Your instructions:
Please rewrite the material below with every "cell-uc" replaced by "cell-units" and nothing else changed. Leave the pictures out of your version.

Coordinate annotation material:
---+---

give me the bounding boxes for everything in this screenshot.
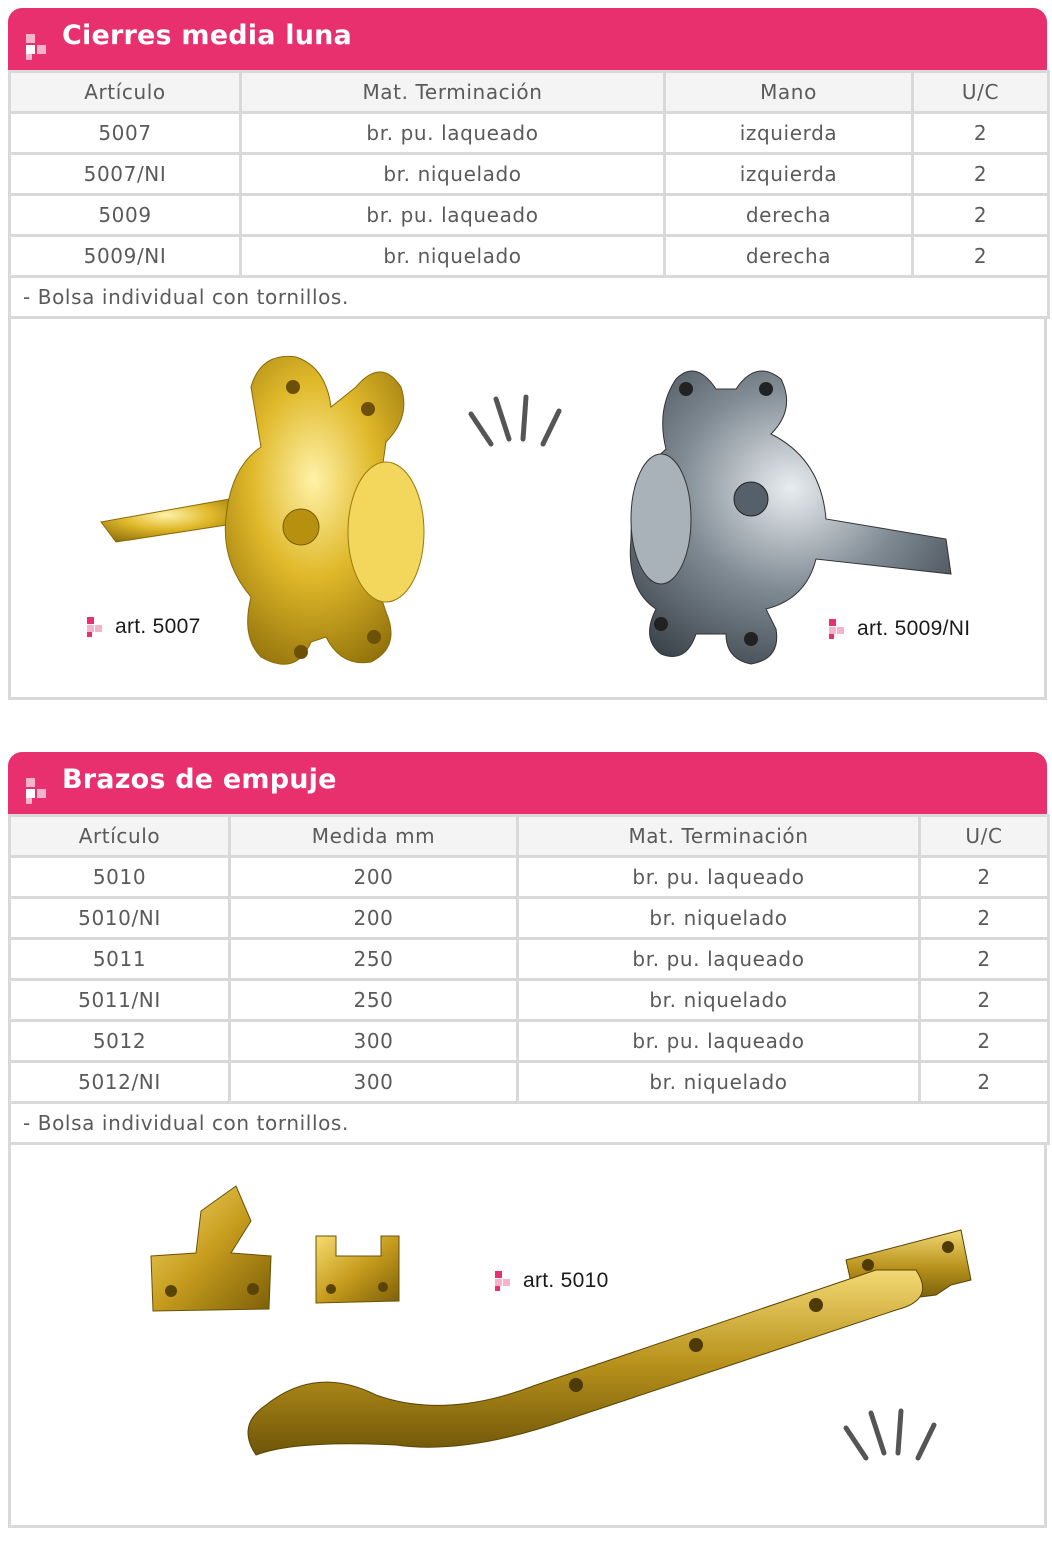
- cell-uc: 2: [913, 236, 1049, 277]
- cell-uc: 2: [920, 1021, 1049, 1062]
- cell-terminacion: br. niquelado: [518, 898, 920, 939]
- cell-articulo: 5007: [10, 113, 241, 154]
- cell-terminacion: br. pu. laqueado: [518, 939, 920, 980]
- cell-terminacion: br. pu. laqueado: [241, 113, 665, 154]
- note-row: [10, 1103, 1049, 1144]
- cell-terminacion: br. pu. laqueado: [518, 1021, 920, 1062]
- packaging-note: - Bolsa individual con tornillos.: [10, 1103, 1049, 1144]
- product-table: [8, 70, 1050, 319]
- cell-terminacion: br. niquelado: [241, 236, 665, 277]
- cell-uc: 2: [920, 980, 1049, 1021]
- caption-art-5010: [495, 1269, 609, 1293]
- column-header: Mat. Terminación: [518, 816, 920, 857]
- cell-mano: izquierda: [665, 154, 913, 195]
- caption-text: art. 5009/NI: [857, 617, 971, 640]
- section-title: Brazos de empuje: [62, 764, 337, 795]
- table-header-row: [10, 816, 1049, 857]
- cell-medida: 300: [230, 1021, 518, 1062]
- column-header: Mano: [665, 72, 913, 113]
- cell-mano: derecha: [665, 236, 913, 277]
- cell-uc: 2: [920, 1062, 1049, 1103]
- cell-uc: 2: [920, 939, 1049, 980]
- caption-art-5009-ni: [829, 617, 970, 641]
- product-table: [8, 814, 1050, 1145]
- screws-image: [836, 1403, 946, 1473]
- column-header: Mat. Terminación: [241, 72, 665, 113]
- cell-uc: 2: [913, 154, 1049, 195]
- column-header: Artículo: [10, 72, 241, 113]
- table-row: [10, 857, 1049, 898]
- squares-marker-icon: [87, 617, 107, 637]
- cell-mano: derecha: [665, 195, 913, 236]
- squares-logo-icon: [26, 34, 52, 60]
- cell-mano: izquierda: [665, 113, 913, 154]
- table-row: [10, 236, 1049, 277]
- column-header: U/C: [913, 72, 1049, 113]
- squares-marker-icon: [495, 1271, 515, 1291]
- section-header: [8, 752, 1047, 814]
- cell-medida: 250: [230, 939, 518, 980]
- cell-medida: 200: [230, 898, 518, 939]
- screws-image: [461, 389, 571, 459]
- column-header: Medida mm: [230, 816, 518, 857]
- cell-uc: 2: [913, 195, 1049, 236]
- table-row: [10, 898, 1049, 939]
- table-row: [10, 939, 1049, 980]
- cell-terminacion: br. niquelado: [241, 154, 665, 195]
- cell-articulo: 5011: [10, 939, 230, 980]
- table-row: [10, 1021, 1049, 1062]
- table-row: [10, 195, 1049, 236]
- product-images: [8, 319, 1047, 700]
- caption-text: art. 5010: [523, 1269, 609, 1292]
- cell-terminacion: br. niquelado: [518, 1062, 920, 1103]
- cell-articulo: 5010/NI: [10, 898, 230, 939]
- caption-art-5007: [87, 615, 201, 639]
- squares-logo-icon: [26, 778, 52, 804]
- caption-text: art. 5007: [115, 615, 201, 638]
- cell-articulo: 5011/NI: [10, 980, 230, 1021]
- section-title: Cierres media luna: [62, 20, 352, 51]
- table-row: [10, 980, 1049, 1021]
- cell-uc: 2: [920, 898, 1049, 939]
- cell-medida: 300: [230, 1062, 518, 1103]
- cell-articulo: 5009/NI: [10, 236, 241, 277]
- cell-articulo: 5009: [10, 195, 241, 236]
- cell-medida: 200: [230, 857, 518, 898]
- table-row: [10, 1062, 1049, 1103]
- cell-terminacion: br. pu. laqueado: [518, 857, 920, 898]
- cell-terminacion: br. niquelado: [518, 980, 920, 1021]
- cell-terminacion: br. pu. laqueado: [241, 195, 665, 236]
- cell-uc: 2: [920, 857, 1049, 898]
- cell-medida: 250: [230, 980, 518, 1021]
- note-row: [10, 277, 1049, 318]
- squares-marker-icon: [829, 619, 849, 639]
- column-header: U/C: [920, 816, 1049, 857]
- product-images: [8, 1145, 1047, 1528]
- section-cierres-media-luna: [8, 8, 1047, 700]
- column-header: Artículo: [10, 816, 230, 857]
- cell-uc: 2: [913, 113, 1049, 154]
- section-brazos-de-empuje: [8, 752, 1047, 1528]
- cell-articulo: 5010: [10, 857, 230, 898]
- table-row: [10, 113, 1049, 154]
- packaging-note: - Bolsa individual con tornillos.: [10, 277, 1049, 318]
- section-header: [8, 8, 1047, 70]
- table-header-row: [10, 72, 1049, 113]
- cell-articulo: 5012/NI: [10, 1062, 230, 1103]
- table-row: [10, 154, 1049, 195]
- cell-articulo: 5012: [10, 1021, 230, 1062]
- cell-articulo: 5007/NI: [10, 154, 241, 195]
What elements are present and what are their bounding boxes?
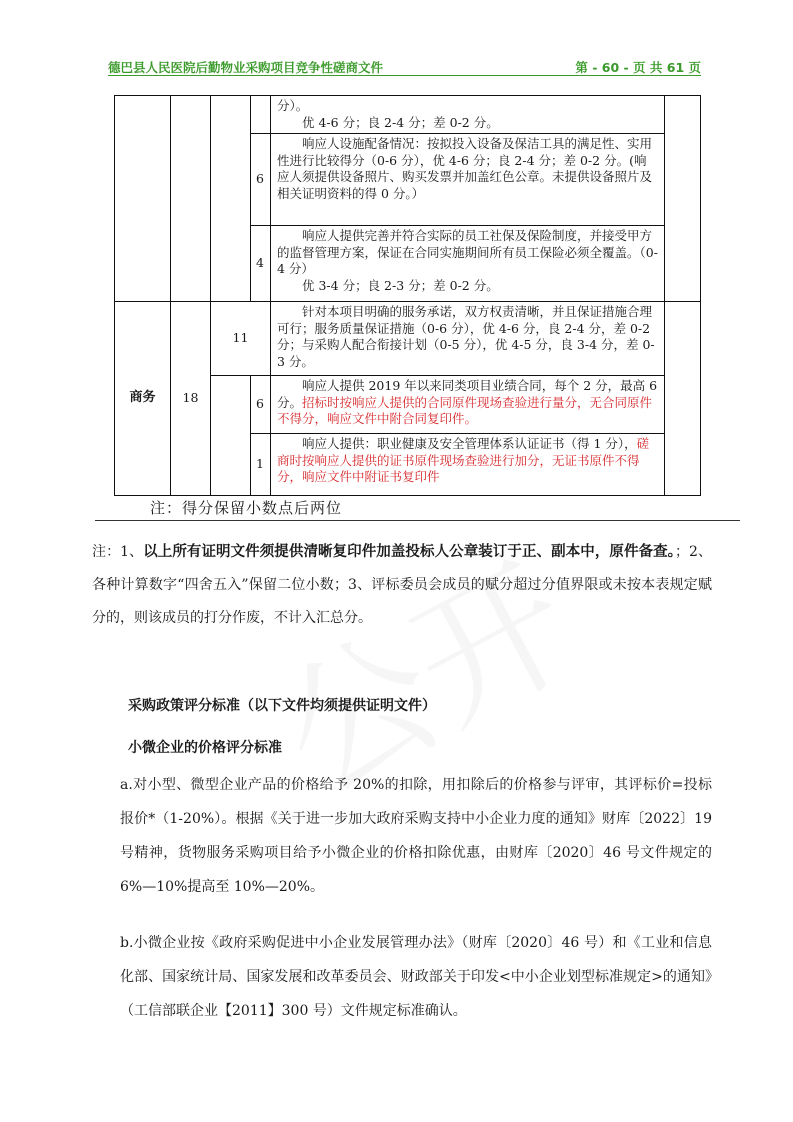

---+---

Task output:
give me the bounding boxes for everything in this screenshot.
- cell-units: 2: [913, 236, 1049, 277]
- cell-units: 2: [920, 1021, 1049, 1062]
- cell-terminacion: br. niquelado: [518, 898, 920, 939]
- cell-articulo: 5007: [10, 113, 241, 154]
- cell-terminacion: br. pu. laqueado: [518, 939, 920, 980]
- cell-terminacion: br. pu. laqueado: [241, 113, 665, 154]
- note-row: [10, 1103, 1049, 1144]
- cell-terminacion: br. pu. laqueado: [518, 1021, 920, 1062]
- packaging-note: - Bolsa individual con tornillos.: [10, 1103, 1049, 1144]
- product-table: [8, 70, 1050, 319]
- cell-terminacion: br. niquelado: [241, 236, 665, 277]
- cell-units: 2: [920, 980, 1049, 1021]
- caption-art-5010: [495, 1269, 609, 1293]
- column-header: Mat. Terminación: [518, 816, 920, 857]
- cell-mano: izquierda: [665, 154, 913, 195]
- caption-text: art. 5009/NI: [857, 617, 971, 640]
- section-title: Brazos de empuje: [62, 764, 337, 795]
- table-header-row: [10, 816, 1049, 857]
- cell-medida: 300: [230, 1021, 518, 1062]
- column-header: Mano: [665, 72, 913, 113]
- cell-mano: derecha: [665, 236, 913, 277]
- cell-units: 2: [920, 1062, 1049, 1103]
- cell-units: 2: [920, 939, 1049, 980]
- caption-art-5009-ni: [829, 617, 970, 641]
- product-table: [8, 814, 1050, 1145]
- screws-image: [836, 1403, 946, 1473]
- column-header: Mat. Terminación: [241, 72, 665, 113]
- cell-units: 2: [913, 154, 1049, 195]
- column-header: Artículo: [10, 72, 241, 113]
- table-row: [10, 857, 1049, 898]
- squares-marker-icon: [87, 617, 107, 637]
- cell-mano: derecha: [665, 195, 913, 236]
- squares-logo-icon: [26, 34, 52, 60]
- cell-mano: izquierda: [665, 113, 913, 154]
- table-row: [10, 236, 1049, 277]
- column-header: U/C: [913, 72, 1049, 113]
- squares-marker-icon: [495, 1271, 515, 1291]
- section-header: [8, 752, 1047, 814]
- cell-medida: 250: [230, 939, 518, 980]
- cell-medida: 200: [230, 898, 518, 939]
- screws-image: [461, 389, 571, 459]
- column-header: Medida mm: [230, 816, 518, 857]
- cell-units: 2: [913, 195, 1049, 236]
- table-row: [10, 898, 1049, 939]
- table-row: [10, 939, 1049, 980]
- cell-terminacion: br. niquelado: [241, 154, 665, 195]
- cell-articulo: 5011: [10, 939, 230, 980]
- table-row: [10, 1021, 1049, 1062]
- table-row: [10, 195, 1049, 236]
- product-images: [8, 319, 1047, 700]
- caption-text: art. 5010: [523, 1269, 609, 1292]
- cell-terminacion: br. niquelado: [518, 1062, 920, 1103]
- cell-articulo: 5010/NI: [10, 898, 230, 939]
- caption-art-5007: [87, 615, 201, 639]
- squares-logo-icon: [26, 778, 52, 804]
- caption-text: art. 5007: [115, 615, 201, 638]
- cell-articulo: 5011/NI: [10, 980, 230, 1021]
- section-title: Cierres media luna: [62, 20, 352, 51]
- table-row: [10, 980, 1049, 1021]
- cell-units: 2: [920, 898, 1049, 939]
- cell-medida: 300: [230, 1062, 518, 1103]
- cell-articulo: 5009/NI: [10, 236, 241, 277]
- cell-articulo: 5009: [10, 195, 241, 236]
- cell-medida: 200: [230, 857, 518, 898]
- table-row: [10, 1062, 1049, 1103]
- cell-terminacion: br. pu. laqueado: [518, 857, 920, 898]
- cell-terminacion: br. niquelado: [518, 980, 920, 1021]
- cell-terminacion: br. pu. laqueado: [241, 195, 665, 236]
- cell-units: 2: [920, 857, 1049, 898]
- cell-medida: 250: [230, 980, 518, 1021]
- note-row: [10, 277, 1049, 318]
- squares-marker-icon: [829, 619, 849, 639]
- column-header: U/C: [920, 816, 1049, 857]
- product-images: [8, 1145, 1047, 1528]
- section-cierres-media-luna: [8, 8, 1047, 700]
- column-header: Artículo: [10, 816, 230, 857]
- cell-units: 2: [913, 113, 1049, 154]
- section-brazos-de-empuje: [8, 752, 1047, 1528]
- cell-articulo: 5010: [10, 857, 230, 898]
- table-row: [10, 113, 1049, 154]
- packaging-note: - Bolsa individual con tornillos.: [10, 277, 1049, 318]
- section-header: [8, 8, 1047, 70]
- table-header-row: [10, 72, 1049, 113]
- cell-articulo: 5012/NI: [10, 1062, 230, 1103]
- table-row: [10, 154, 1049, 195]
- cell-articulo: 5012: [10, 1021, 230, 1062]
- cell-articulo: 5007/NI: [10, 154, 241, 195]
What elements are present and what are their bounding boxes?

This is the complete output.